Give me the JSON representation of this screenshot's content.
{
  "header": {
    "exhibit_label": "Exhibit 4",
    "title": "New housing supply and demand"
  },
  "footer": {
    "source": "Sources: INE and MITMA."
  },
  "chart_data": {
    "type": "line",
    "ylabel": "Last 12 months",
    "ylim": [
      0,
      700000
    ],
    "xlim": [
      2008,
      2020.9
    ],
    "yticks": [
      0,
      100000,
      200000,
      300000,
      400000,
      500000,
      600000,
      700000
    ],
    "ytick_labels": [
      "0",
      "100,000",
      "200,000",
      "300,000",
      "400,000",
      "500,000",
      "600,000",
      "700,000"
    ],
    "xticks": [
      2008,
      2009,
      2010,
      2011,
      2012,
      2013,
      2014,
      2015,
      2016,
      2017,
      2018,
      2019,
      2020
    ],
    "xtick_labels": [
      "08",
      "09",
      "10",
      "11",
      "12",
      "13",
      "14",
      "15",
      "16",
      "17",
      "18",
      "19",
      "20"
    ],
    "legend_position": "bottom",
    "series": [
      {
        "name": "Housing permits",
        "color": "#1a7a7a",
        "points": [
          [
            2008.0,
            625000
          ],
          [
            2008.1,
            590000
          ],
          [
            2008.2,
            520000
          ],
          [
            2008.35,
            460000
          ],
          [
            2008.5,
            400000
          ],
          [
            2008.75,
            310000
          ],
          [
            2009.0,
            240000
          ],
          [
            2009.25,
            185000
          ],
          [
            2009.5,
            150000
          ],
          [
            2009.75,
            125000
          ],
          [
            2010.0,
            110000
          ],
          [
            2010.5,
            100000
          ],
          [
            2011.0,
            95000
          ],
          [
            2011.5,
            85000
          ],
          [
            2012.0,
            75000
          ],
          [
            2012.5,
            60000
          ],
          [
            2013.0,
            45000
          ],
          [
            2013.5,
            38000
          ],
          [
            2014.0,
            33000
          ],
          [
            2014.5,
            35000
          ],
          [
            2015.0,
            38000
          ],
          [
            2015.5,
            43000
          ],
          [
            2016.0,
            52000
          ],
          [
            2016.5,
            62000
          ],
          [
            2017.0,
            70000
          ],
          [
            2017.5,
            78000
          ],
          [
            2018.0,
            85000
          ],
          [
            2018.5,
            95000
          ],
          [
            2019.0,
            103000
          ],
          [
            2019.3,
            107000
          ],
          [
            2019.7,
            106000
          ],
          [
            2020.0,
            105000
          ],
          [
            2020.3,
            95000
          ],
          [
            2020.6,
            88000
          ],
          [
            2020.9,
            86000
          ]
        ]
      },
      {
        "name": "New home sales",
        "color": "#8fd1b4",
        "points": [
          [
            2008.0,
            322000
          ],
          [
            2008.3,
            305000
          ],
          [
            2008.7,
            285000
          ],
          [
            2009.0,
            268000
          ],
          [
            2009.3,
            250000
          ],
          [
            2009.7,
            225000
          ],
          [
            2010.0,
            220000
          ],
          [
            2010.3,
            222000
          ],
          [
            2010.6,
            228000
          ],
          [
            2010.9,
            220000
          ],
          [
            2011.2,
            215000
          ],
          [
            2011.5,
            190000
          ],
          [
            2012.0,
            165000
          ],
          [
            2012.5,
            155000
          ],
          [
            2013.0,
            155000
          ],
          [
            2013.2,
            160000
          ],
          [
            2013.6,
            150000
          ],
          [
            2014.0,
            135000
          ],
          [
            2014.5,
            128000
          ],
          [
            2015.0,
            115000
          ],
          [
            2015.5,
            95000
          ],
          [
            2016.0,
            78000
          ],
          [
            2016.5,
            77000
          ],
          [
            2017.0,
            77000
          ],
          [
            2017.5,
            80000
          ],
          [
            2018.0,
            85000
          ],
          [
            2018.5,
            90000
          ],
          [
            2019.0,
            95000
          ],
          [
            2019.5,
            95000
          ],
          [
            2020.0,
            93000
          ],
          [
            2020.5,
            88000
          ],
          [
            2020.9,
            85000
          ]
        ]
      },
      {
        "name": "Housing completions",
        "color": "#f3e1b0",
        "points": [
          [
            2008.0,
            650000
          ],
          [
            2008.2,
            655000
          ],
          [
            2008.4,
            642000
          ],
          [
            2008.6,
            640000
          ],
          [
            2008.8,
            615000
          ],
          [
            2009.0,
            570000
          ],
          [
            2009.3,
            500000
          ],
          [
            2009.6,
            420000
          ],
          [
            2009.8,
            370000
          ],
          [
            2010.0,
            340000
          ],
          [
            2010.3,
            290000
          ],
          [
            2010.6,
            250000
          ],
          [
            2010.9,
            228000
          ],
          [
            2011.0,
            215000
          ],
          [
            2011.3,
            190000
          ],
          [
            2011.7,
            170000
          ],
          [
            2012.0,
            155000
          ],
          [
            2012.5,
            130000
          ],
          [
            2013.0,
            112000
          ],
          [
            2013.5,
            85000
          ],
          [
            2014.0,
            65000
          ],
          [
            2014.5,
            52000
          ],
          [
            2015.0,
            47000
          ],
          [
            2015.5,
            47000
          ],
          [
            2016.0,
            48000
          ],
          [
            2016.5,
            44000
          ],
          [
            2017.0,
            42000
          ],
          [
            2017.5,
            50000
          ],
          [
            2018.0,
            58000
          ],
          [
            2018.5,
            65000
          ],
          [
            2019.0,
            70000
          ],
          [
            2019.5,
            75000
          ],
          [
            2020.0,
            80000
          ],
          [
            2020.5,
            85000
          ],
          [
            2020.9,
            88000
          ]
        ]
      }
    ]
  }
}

-*-*-

** AIM OF THE EXERCISE **
Copy out each line of the records that holds the string "color".

** TASK RESULT **
        "color": "#1a7a7a",
        "color": "#8fd1b4",
        "color": "#f3e1b0",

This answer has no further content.